- [YOUR OBJECTIVE]: Extract the text of every entry below exactly; leave images out.

[start]

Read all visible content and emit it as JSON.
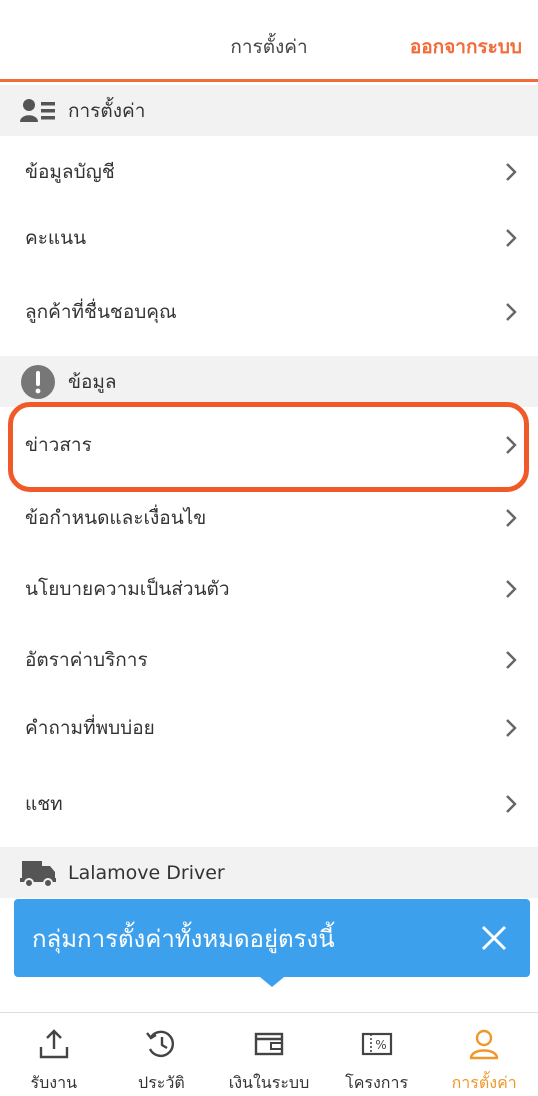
{
  "header": {
    "title": "การตั้งค่า",
    "logout_label": "ออกจากระบบ"
  },
  "colors": {
    "accent": "#f26b3a",
    "tooltip": "#3ca0ed",
    "active_tab": "#f0972a"
  },
  "sections": [
    {
      "label": "การตั้งค่า",
      "icon": "user-list-icon"
    },
    {
      "label": "ข้อมูล",
      "icon": "info-icon"
    },
    {
      "label": "Lalamove Driver",
      "icon": "truck-icon"
    }
  ],
  "account_items": [
    {
      "label": "ข้อมูลบัญชี"
    },
    {
      "label": "คะแนน"
    },
    {
      "label": "ลูกค้าที่ชื่นชอบคุณ"
    }
  ],
  "info_items": [
    {
      "label": "ข่าวสาร"
    },
    {
      "label": "ข้อกำหนดและเงื่อนไข"
    },
    {
      "label": "นโยบายความเป็นส่วนตัว"
    },
    {
      "label": "อัตราค่าบริการ"
    },
    {
      "label": "คำถามที่พบบ่อย"
    },
    {
      "label": "แชท"
    }
  ],
  "tooltip": {
    "text": "กลุ่มการตั้งค่าทั้งหมดอยู่ตรงนี้"
  },
  "tabs": [
    {
      "label": "รับงาน",
      "icon": "upload-icon"
    },
    {
      "label": "ประวัติ",
      "icon": "history-icon"
    },
    {
      "label": "เงินในระบบ",
      "icon": "wallet-icon"
    },
    {
      "label": "โครงการ",
      "icon": "coupon-icon"
    },
    {
      "label": "การตั้งค่า",
      "icon": "user-icon",
      "active": true
    }
  ]
}
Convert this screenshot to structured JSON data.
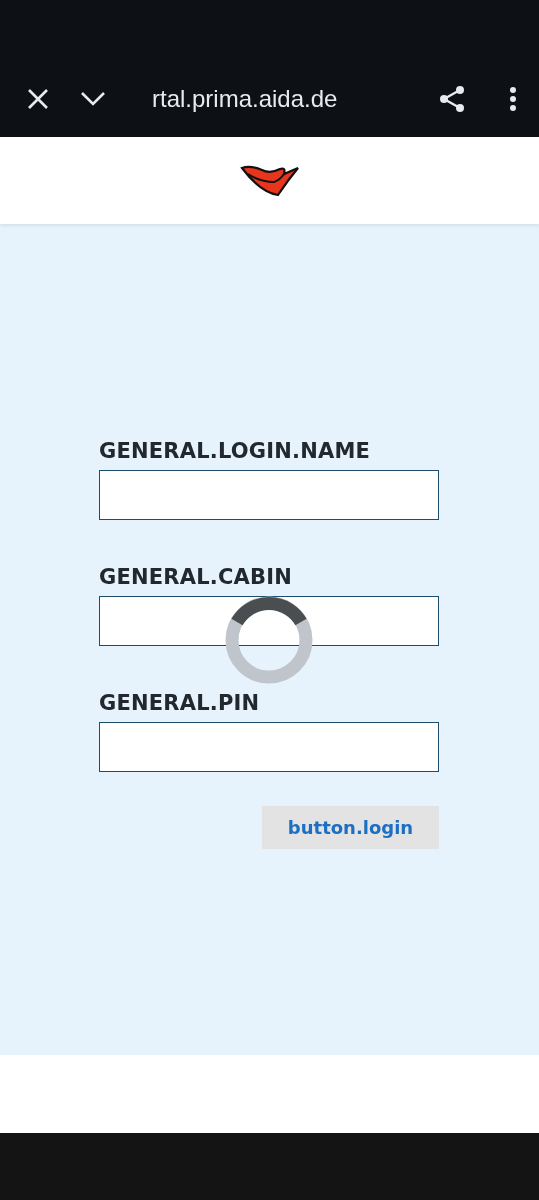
{
  "browser_bar": {
    "url": "rtal.prima.aida.de"
  },
  "form": {
    "fields": [
      {
        "label": "GENERAL.LOGIN.NAME"
      },
      {
        "label": "GENERAL.CABIN"
      },
      {
        "label": "GENERAL.PIN"
      }
    ],
    "button": "button.login"
  }
}
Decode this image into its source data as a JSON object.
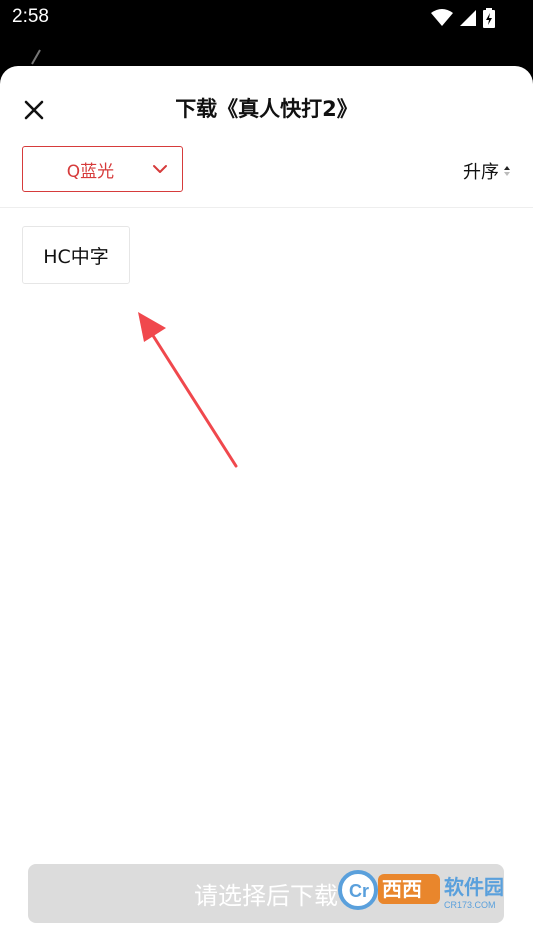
{
  "status_bar": {
    "time": "2:58",
    "icons": [
      "wifi-icon",
      "cellular-signal-icon",
      "battery-charging-icon"
    ]
  },
  "sheet": {
    "title": "下载《真人快打2》",
    "close_icon": "close-icon",
    "quality_select": {
      "selected": "Q蓝光",
      "icon": "chevron-down-icon"
    },
    "sort": {
      "label": "升序",
      "icon": "sort-arrows-icon"
    },
    "options": [
      "HC中字"
    ],
    "confirm_button": "请选择后下载"
  },
  "watermark": {
    "logo_text": "Cr",
    "site_name": "西西软件园",
    "domain": "CR173.COM"
  },
  "colors": {
    "accent": "#d63b3b",
    "annotation_arrow": "#f0484d",
    "disabled_button": "#dcdcdc"
  }
}
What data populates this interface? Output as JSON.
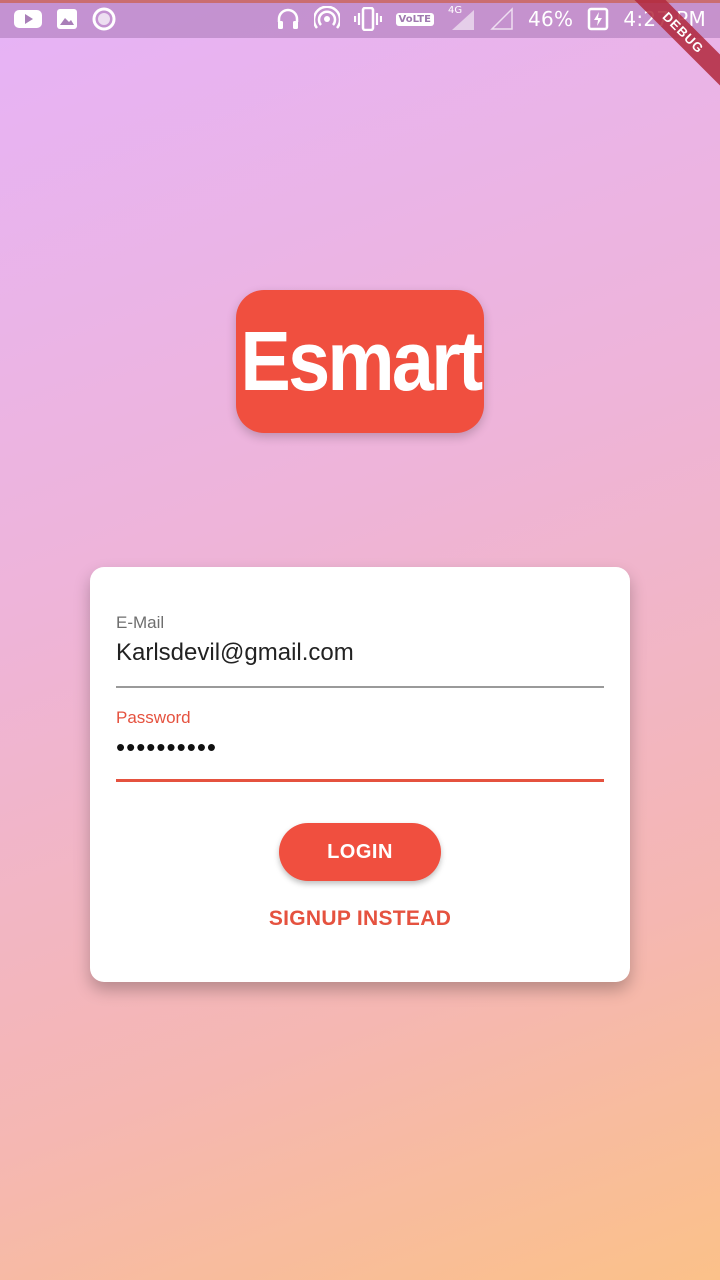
{
  "status_bar": {
    "battery_percent": "46%",
    "time": "4:27 PM",
    "network_type": "4G",
    "volte_label": "VoLTE",
    "left_icons": [
      "youtube-icon",
      "gallery-icon",
      "circle-app-icon"
    ],
    "right_icons": [
      "headphones-icon",
      "hotspot-icon",
      "vibrate-icon",
      "volte-icon",
      "signal-4g-icon",
      "signal-empty-icon",
      "battery-charging-icon"
    ]
  },
  "debug_banner": {
    "label": "DEBUG"
  },
  "logo": {
    "text": "Esmart",
    "color": "#f04f3f"
  },
  "form": {
    "email": {
      "label": "E-Mail",
      "value": "Karlsdevil@gmail.com"
    },
    "password": {
      "label": "Password",
      "value": "••••••••••"
    },
    "login_label": "LOGIN",
    "signup_label": "SIGNUP INSTEAD"
  },
  "colors": {
    "accent": "#f04f3f",
    "accent_text": "#e5523f",
    "gradient_start": "#e6b3f7",
    "gradient_end": "#fbc189"
  }
}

[end]

- [ANSWER TO THE PROBLEM]:
Read all visible content and emit it as JSON.
{
  "header": {
    "title": "การตั้งค่า",
    "logout_label": "ออกจากระบบ"
  },
  "colors": {
    "accent": "#f26b3a",
    "tooltip": "#3ca0ed",
    "active_tab": "#f0972a"
  },
  "sections": [
    {
      "label": "การตั้งค่า",
      "icon": "user-list-icon"
    },
    {
      "label": "ข้อมูล",
      "icon": "info-icon"
    },
    {
      "label": "Lalamove Driver",
      "icon": "truck-icon"
    }
  ],
  "account_items": [
    {
      "label": "ข้อมูลบัญชี"
    },
    {
      "label": "คะแนน"
    },
    {
      "label": "ลูกค้าที่ชื่นชอบคุณ"
    }
  ],
  "info_items": [
    {
      "label": "ข่าวสาร"
    },
    {
      "label": "ข้อกำหนดและเงื่อนไข"
    },
    {
      "label": "นโยบายความเป็นส่วนตัว"
    },
    {
      "label": "อัตราค่าบริการ"
    },
    {
      "label": "คำถามที่พบบ่อย"
    },
    {
      "label": "แชท"
    }
  ],
  "tooltip": {
    "text": "กลุ่มการตั้งค่าทั้งหมดอยู่ตรงนี้"
  },
  "tabs": [
    {
      "label": "รับงาน",
      "icon": "upload-icon"
    },
    {
      "label": "ประวัติ",
      "icon": "history-icon"
    },
    {
      "label": "เงินในระบบ",
      "icon": "wallet-icon"
    },
    {
      "label": "โครงการ",
      "icon": "coupon-icon"
    },
    {
      "label": "การตั้งค่า",
      "icon": "user-icon",
      "active": true
    }
  ]
}
Convert this screenshot to structured JSON data.
{
  "browser_bar": {
    "url": "rtal.prima.aida.de"
  },
  "form": {
    "fields": [
      {
        "label": "GENERAL.LOGIN.NAME"
      },
      {
        "label": "GENERAL.CABIN"
      },
      {
        "label": "GENERAL.PIN"
      }
    ],
    "button": "button.login"
  }
}
Decode this image into its source data as a JSON object.
{
  "status_bar": {
    "time": "2:58",
    "icons": [
      "wifi-icon",
      "cellular-signal-icon",
      "battery-charging-icon"
    ]
  },
  "sheet": {
    "title": "下载《真人快打2》",
    "close_icon": "close-icon",
    "quality_select": {
      "selected": "Q蓝光",
      "icon": "chevron-down-icon"
    },
    "sort": {
      "label": "升序",
      "icon": "sort-arrows-icon"
    },
    "options": [
      "HC中字"
    ],
    "confirm_button": "请选择后下载"
  },
  "watermark": {
    "logo_text": "Cr",
    "site_name": "西西软件园",
    "domain": "CR173.COM"
  },
  "colors": {
    "accent": "#d63b3b",
    "annotation_arrow": "#f0484d",
    "disabled_button": "#dcdcdc"
  }
}
What data populates this interface? Output as JSON.
{
  "status_bar": {
    "battery_percent": "46%",
    "time": "4:27 PM",
    "network_type": "4G",
    "volte_label": "VoLTE",
    "left_icons": [
      "youtube-icon",
      "gallery-icon",
      "circle-app-icon"
    ],
    "right_icons": [
      "headphones-icon",
      "hotspot-icon",
      "vibrate-icon",
      "volte-icon",
      "signal-4g-icon",
      "signal-empty-icon",
      "battery-charging-icon"
    ]
  },
  "debug_banner": {
    "label": "DEBUG"
  },
  "logo": {
    "text": "Esmart",
    "color": "#f04f3f"
  },
  "form": {
    "email": {
      "label": "E-Mail",
      "value": "Karlsdevil@gmail.com"
    },
    "password": {
      "label": "Password",
      "value": "••••••••••"
    },
    "login_label": "LOGIN",
    "signup_label": "SIGNUP INSTEAD"
  },
  "colors": {
    "accent": "#f04f3f",
    "accent_text": "#e5523f",
    "gradient_start": "#e6b3f7",
    "gradient_end": "#fbc189"
  }
}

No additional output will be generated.